WHAT IS EXPECTED
Wherever a line holds the word "बचपन", copy that line out.

>> start STORED DATA

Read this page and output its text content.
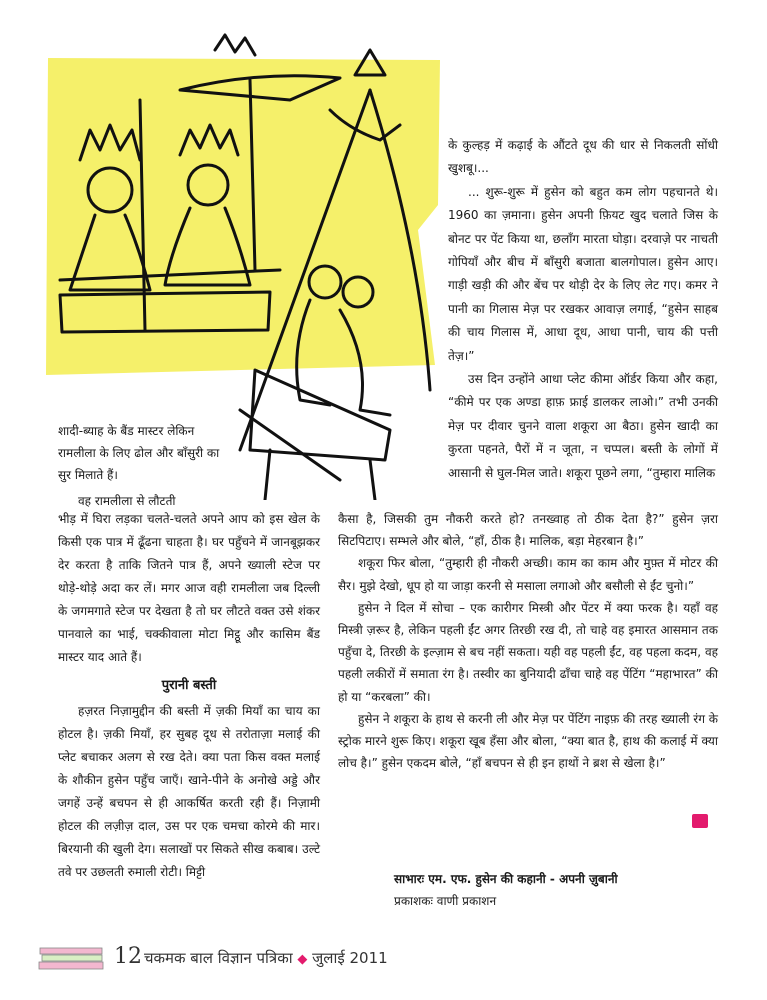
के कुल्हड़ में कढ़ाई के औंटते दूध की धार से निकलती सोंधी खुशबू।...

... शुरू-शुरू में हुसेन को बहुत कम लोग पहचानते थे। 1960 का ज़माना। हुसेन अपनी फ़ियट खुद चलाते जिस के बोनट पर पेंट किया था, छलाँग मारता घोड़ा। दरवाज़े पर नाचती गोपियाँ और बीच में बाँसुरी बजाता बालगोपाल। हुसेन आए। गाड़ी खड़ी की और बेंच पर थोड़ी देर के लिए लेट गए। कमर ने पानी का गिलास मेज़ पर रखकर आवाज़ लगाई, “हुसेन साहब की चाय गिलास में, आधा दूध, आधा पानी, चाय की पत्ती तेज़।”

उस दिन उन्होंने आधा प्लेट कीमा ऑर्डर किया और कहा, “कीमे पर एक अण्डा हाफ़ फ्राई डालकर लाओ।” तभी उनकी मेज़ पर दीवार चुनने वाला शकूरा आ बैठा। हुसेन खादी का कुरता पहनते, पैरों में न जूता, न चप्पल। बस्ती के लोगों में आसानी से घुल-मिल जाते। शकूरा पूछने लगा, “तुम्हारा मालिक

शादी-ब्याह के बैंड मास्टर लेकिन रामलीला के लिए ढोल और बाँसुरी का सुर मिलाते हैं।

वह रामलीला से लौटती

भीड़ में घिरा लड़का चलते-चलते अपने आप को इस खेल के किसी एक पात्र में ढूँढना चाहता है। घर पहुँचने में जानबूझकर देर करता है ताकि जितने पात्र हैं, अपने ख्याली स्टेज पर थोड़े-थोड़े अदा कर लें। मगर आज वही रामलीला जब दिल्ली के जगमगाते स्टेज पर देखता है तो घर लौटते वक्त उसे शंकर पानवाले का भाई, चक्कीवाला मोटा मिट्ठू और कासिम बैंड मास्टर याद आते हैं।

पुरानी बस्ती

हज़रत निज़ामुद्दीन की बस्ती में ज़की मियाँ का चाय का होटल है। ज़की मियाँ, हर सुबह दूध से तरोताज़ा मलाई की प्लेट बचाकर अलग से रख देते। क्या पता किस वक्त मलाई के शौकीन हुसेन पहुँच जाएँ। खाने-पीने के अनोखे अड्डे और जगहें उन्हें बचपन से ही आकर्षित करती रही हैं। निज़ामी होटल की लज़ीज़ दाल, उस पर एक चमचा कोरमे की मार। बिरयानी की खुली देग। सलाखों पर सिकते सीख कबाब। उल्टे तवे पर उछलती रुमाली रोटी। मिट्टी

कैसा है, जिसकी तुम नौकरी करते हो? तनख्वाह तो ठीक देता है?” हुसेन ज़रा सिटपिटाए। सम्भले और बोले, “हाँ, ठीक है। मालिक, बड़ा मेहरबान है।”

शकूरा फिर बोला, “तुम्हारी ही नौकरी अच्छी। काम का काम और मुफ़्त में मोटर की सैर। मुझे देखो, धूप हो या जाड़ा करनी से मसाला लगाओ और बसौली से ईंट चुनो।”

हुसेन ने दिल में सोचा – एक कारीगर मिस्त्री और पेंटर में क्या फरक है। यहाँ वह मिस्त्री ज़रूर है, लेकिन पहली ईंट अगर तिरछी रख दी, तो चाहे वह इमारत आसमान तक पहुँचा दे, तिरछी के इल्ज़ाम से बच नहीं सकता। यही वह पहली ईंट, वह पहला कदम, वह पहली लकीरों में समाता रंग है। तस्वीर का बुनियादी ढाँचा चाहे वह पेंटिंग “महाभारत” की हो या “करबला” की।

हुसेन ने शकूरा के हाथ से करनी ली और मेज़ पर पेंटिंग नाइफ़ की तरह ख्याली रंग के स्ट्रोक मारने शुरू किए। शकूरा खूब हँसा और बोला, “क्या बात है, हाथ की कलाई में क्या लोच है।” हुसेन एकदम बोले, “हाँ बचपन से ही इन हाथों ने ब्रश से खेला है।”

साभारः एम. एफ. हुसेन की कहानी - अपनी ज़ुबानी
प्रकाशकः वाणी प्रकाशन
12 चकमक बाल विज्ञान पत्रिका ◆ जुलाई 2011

>> end STORED DATA

ANSWER TO THIS EXERCISE
हज़रत निज़ामुद्दीन की बस्ती में ज़की मियाँ का चाय का होटल है। ज़की मियाँ, हर सुबह दूध से तरोताज़ा मलाई की प्लेट बचाकर अलग से रख देते। क्या पता किस वक्त मलाई के शौकीन हुसेन पहुँच जाएँ। खाने-पीने के अनोखे अड्डे और जगहें उन्हें बचपन से ही आकर्षित करती रही हैं। निज़ामी होटल की लज़ीज़ दाल, उस पर एक चमचा कोरमे की मार। बिरयानी की खुली देग। सलाखों पर सिकते सीख कबाब। उल्टे तवे पर उछलती रुमाली रोटी। मिट्टी
हुसेन ने शकूरा के हाथ से करनी ली और मेज़ पर पेंटिंग नाइफ़ की तरह ख्याली रंग के स्ट्रोक मारने शुरू किए। शकूरा खूब हँसा और बोला, “क्या बात है, हाथ की कलाई में क्या लोच है।” हुसेन एकदम बोले, “हाँ बचपन से ही इन हाथों ने ब्रश से खेला है।”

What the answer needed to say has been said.